*Data supplied*
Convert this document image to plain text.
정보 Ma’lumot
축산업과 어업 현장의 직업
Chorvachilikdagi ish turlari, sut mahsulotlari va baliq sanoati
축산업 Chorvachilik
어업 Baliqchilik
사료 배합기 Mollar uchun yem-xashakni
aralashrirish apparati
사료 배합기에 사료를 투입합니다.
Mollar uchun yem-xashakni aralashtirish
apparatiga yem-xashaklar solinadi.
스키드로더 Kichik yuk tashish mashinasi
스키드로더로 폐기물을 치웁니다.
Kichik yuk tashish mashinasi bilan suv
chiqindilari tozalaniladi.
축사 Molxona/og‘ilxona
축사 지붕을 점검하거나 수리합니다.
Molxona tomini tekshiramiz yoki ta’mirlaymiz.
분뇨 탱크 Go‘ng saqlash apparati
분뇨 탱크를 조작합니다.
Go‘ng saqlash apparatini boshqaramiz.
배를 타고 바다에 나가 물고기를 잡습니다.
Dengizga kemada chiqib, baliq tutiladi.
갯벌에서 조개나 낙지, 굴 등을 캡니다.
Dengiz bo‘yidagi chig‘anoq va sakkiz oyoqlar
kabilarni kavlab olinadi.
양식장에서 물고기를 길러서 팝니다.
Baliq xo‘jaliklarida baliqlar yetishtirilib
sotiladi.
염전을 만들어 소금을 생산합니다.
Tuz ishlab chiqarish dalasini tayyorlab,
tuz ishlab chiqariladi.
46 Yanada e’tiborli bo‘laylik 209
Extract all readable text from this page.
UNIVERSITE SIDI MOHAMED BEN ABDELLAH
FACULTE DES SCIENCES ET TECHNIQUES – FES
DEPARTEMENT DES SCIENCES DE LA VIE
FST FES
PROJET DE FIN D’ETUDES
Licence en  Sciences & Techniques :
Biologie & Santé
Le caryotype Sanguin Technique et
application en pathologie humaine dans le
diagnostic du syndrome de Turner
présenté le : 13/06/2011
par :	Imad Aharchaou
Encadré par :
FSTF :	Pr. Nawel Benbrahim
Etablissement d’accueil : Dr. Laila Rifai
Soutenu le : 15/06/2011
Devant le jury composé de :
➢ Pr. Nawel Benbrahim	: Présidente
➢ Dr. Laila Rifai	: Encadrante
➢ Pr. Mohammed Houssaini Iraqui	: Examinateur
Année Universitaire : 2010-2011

*Exercise goal*
Your task is to return the full listing exactly as it was given.

*Written solution*
Convert this document image to plain text.
정보 Ma’lumot
축산업과 어업 현장의 직업
Chorvachilikdagi ish turlari, sut mahsulotlari va baliq sanoati
축산업 Chorvachilik
어업 Baliqchilik
사료 배합기 Mollar uchun yem-xashakni
aralashrirish apparati
사료 배합기에 사료를 투입합니다.
Mollar uchun yem-xashakni aralashtirish
apparatiga yem-xashaklar solinadi.
스키드로더 Kichik yuk tashish mashinasi
스키드로더로 폐기물을 치웁니다.
Kichik yuk tashish mashinasi bilan suv
chiqindilari tozalaniladi.
축사 Molxona/og‘ilxona
축사 지붕을 점검하거나 수리합니다.
Molxona tomini tekshiramiz yoki ta’mirlaymiz.
분뇨 탱크 Go‘ng saqlash apparati
분뇨 탱크를 조작합니다.
Go‘ng saqlash apparatini boshqaramiz.
배를 타고 바다에 나가 물고기를 잡습니다.
Dengizga kemada chiqib, baliq tutiladi.
갯벌에서 조개나 낙지, 굴 등을 캡니다.
Dengiz bo‘yidagi chig‘anoq va sakkiz oyoqlar
kabilarni kavlab olinadi.
양식장에서 물고기를 길러서 팝니다.
Baliq xo‘jaliklarida baliqlar yetishtirilib
sotiladi.
염전을 만들어 소금을 생산합니다.
Tuz ishlab chiqarish dalasini tayyorlab,
tuz ishlab chiqariladi.
46 Yanada e’tiborli bo‘laylik 209
Extract all readable text from this page.
UNIVERSITE SIDI MOHAMED BEN ABDELLAH
FACULTE DES SCIENCES ET TECHNIQUES – FES
DEPARTEMENT DES SCIENCES DE LA VIE
FST FES
PROJET DE FIN D’ETUDES
Licence en  Sciences & Techniques :
Biologie & Santé
Le caryotype Sanguin Technique et
application en pathologie humaine dans le
diagnostic du syndrome de Turner
présenté le : 13/06/2011
par :	Imad Aharchaou
Encadré par :
FSTF :	Pr. Nawel Benbrahim
Etablissement d’accueil : Dr. Laila Rifai
Soutenu le : 15/06/2011
Devant le jury composé de :
➢ Pr. Nawel Benbrahim	: Présidente
➢ Dr. Laila Rifai	: Encadrante
➢ Pr. Mohammed Houssaini Iraqui	: Examinateur
Année Universitaire : 2010-2011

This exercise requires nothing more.